- _Short task_:
Quote the lines starting at the first line of the records and ending at the line containing "legend: 2025 2026 xyxy=(1,611,1200,639)", both included.

* begin *

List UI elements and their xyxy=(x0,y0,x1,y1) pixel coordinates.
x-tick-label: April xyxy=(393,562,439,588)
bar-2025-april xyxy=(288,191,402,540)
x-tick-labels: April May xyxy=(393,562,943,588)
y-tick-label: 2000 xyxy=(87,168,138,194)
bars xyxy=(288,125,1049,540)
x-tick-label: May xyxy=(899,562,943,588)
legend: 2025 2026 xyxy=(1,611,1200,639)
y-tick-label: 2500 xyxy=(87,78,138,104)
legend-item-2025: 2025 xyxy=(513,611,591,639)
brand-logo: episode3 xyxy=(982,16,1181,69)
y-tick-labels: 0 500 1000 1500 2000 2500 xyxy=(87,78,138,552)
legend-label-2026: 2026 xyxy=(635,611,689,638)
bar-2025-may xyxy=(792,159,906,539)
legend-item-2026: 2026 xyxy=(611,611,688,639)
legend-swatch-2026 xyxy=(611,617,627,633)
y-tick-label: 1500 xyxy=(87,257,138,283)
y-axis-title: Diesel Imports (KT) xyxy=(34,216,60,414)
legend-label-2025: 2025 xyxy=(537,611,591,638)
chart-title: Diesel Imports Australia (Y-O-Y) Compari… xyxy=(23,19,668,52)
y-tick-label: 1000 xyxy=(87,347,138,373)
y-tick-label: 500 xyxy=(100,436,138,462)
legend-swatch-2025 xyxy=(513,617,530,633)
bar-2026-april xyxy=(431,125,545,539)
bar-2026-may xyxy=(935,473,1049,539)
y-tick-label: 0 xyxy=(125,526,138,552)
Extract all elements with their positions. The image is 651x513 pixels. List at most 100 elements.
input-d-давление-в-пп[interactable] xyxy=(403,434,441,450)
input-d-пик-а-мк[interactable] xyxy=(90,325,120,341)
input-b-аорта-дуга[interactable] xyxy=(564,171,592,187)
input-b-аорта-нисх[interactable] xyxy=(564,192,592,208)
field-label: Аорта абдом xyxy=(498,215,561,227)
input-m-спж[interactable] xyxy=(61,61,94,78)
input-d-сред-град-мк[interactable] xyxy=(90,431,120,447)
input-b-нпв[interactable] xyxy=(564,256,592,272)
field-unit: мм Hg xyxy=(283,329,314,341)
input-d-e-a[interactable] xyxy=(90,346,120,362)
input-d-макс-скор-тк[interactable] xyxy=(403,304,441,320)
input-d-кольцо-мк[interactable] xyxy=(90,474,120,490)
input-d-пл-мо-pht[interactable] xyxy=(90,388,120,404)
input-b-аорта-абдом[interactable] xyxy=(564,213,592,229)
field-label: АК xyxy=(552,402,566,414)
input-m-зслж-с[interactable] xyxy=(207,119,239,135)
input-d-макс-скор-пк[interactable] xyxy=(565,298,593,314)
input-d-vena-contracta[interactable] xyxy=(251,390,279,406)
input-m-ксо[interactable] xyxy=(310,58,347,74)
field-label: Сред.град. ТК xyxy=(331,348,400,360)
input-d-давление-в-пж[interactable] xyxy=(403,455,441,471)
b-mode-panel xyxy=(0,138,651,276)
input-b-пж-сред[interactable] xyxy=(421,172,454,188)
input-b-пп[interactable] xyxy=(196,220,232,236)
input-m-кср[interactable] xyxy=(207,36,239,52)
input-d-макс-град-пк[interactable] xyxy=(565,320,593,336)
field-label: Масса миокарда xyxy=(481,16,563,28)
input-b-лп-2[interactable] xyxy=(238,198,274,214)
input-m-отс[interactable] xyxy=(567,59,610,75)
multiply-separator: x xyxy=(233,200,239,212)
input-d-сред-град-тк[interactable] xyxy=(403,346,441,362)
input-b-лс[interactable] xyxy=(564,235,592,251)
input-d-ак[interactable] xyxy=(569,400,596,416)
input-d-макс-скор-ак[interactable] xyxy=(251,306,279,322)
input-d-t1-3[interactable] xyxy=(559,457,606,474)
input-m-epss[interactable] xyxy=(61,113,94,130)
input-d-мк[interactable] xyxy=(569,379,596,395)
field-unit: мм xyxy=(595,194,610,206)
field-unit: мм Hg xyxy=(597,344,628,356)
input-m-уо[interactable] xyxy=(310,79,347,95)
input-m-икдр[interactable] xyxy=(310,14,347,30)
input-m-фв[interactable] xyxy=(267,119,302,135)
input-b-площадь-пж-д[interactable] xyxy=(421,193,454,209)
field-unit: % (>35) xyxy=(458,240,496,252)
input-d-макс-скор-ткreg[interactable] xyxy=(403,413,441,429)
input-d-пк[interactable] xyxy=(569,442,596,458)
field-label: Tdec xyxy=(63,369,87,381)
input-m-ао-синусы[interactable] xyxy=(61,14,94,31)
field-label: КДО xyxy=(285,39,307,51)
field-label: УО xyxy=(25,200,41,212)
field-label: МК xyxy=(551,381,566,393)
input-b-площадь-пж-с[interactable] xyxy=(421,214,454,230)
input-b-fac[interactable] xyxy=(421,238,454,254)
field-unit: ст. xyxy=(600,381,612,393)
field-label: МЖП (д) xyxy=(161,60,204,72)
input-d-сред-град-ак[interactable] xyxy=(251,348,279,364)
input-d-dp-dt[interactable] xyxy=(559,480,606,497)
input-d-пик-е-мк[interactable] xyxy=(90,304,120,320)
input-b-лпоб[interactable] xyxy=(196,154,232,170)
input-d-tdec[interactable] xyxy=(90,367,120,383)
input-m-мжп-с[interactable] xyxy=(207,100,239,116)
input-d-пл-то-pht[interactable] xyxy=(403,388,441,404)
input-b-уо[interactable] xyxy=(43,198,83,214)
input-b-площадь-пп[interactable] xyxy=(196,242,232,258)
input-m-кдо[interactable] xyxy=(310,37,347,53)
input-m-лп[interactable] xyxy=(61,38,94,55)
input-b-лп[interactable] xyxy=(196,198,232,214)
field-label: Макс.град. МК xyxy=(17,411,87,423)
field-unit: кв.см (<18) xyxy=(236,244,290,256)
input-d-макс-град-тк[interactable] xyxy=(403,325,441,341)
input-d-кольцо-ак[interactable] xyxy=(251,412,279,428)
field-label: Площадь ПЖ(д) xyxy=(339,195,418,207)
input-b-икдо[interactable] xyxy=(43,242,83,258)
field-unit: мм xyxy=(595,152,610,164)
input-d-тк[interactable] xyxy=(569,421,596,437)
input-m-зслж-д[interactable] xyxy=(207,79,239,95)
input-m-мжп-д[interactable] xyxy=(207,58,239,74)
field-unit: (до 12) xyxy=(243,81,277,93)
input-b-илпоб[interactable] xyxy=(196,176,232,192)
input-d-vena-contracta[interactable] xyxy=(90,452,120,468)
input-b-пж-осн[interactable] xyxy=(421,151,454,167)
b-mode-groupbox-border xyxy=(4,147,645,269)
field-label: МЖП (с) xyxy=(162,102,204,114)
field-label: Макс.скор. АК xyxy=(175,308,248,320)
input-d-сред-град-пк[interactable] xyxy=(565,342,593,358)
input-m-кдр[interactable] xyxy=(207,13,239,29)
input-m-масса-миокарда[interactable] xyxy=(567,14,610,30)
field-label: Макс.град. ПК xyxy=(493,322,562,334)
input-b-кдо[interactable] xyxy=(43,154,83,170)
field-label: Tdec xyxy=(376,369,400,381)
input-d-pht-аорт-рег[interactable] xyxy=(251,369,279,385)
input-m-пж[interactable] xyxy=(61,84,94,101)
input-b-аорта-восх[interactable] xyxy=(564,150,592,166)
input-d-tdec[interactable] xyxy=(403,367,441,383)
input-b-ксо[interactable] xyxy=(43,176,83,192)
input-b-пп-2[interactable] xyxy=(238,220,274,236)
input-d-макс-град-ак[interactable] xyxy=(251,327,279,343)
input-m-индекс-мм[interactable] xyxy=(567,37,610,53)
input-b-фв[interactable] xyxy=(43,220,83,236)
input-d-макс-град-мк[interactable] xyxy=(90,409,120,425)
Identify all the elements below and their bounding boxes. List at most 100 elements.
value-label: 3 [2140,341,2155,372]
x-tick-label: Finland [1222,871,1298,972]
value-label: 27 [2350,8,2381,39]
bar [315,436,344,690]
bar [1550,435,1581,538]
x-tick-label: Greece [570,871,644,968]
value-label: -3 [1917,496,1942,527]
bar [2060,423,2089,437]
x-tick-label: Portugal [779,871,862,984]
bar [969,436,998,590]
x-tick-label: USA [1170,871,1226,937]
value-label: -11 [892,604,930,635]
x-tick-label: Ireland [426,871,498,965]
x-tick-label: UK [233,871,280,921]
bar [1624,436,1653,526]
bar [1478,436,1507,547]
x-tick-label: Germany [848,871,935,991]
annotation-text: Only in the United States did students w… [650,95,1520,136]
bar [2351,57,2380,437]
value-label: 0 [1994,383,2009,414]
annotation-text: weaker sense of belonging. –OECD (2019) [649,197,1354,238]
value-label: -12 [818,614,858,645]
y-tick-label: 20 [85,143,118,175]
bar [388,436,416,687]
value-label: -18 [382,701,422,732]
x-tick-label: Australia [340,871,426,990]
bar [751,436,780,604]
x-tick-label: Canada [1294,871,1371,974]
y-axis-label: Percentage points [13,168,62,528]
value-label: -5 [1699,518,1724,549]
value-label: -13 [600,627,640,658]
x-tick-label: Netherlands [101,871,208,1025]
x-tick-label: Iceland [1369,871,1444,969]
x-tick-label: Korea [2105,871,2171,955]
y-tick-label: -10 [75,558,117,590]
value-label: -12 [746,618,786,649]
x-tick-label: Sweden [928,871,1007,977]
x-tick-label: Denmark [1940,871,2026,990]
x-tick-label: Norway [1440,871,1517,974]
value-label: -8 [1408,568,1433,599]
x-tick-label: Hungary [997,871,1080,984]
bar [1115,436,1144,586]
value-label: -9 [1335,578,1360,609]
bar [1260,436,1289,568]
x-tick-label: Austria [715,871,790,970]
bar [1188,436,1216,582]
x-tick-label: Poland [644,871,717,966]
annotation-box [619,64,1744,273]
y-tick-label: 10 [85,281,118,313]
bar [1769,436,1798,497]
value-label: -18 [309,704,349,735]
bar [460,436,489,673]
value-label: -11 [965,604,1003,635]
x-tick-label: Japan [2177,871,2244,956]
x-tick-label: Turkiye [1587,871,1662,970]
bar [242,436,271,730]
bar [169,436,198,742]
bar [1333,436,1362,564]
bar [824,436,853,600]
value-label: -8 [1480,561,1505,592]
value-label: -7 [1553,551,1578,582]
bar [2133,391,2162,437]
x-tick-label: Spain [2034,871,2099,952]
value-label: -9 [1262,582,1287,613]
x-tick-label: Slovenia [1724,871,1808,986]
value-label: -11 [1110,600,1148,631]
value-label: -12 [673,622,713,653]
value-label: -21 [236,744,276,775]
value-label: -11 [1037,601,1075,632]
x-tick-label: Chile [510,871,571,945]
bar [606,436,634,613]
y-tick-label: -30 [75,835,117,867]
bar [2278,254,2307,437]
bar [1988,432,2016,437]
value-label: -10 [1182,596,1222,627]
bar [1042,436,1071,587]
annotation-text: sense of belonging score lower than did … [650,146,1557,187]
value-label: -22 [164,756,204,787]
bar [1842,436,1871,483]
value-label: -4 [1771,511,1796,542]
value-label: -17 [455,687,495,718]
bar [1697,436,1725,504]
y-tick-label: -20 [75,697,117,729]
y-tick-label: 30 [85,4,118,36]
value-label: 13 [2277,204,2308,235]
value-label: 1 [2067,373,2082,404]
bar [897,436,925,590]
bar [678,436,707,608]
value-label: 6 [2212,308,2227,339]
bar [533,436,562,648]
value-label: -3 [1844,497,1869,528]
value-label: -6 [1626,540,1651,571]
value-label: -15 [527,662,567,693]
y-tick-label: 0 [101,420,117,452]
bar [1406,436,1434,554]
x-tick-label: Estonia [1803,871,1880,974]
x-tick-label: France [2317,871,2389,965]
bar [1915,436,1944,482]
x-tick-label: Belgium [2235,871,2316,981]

* end *

- _Written solution_:
List UI elements and their xyxy=(x0,y0,x1,y1) pixel coordinates.
x-tick-label: April xyxy=(393,562,439,588)
bar-2025-april xyxy=(288,191,402,540)
x-tick-labels: April May xyxy=(393,562,943,588)
y-tick-label: 2000 xyxy=(87,168,138,194)
bars xyxy=(288,125,1049,540)
x-tick-label: May xyxy=(899,562,943,588)
legend: 2025 2026 xyxy=(1,611,1200,639)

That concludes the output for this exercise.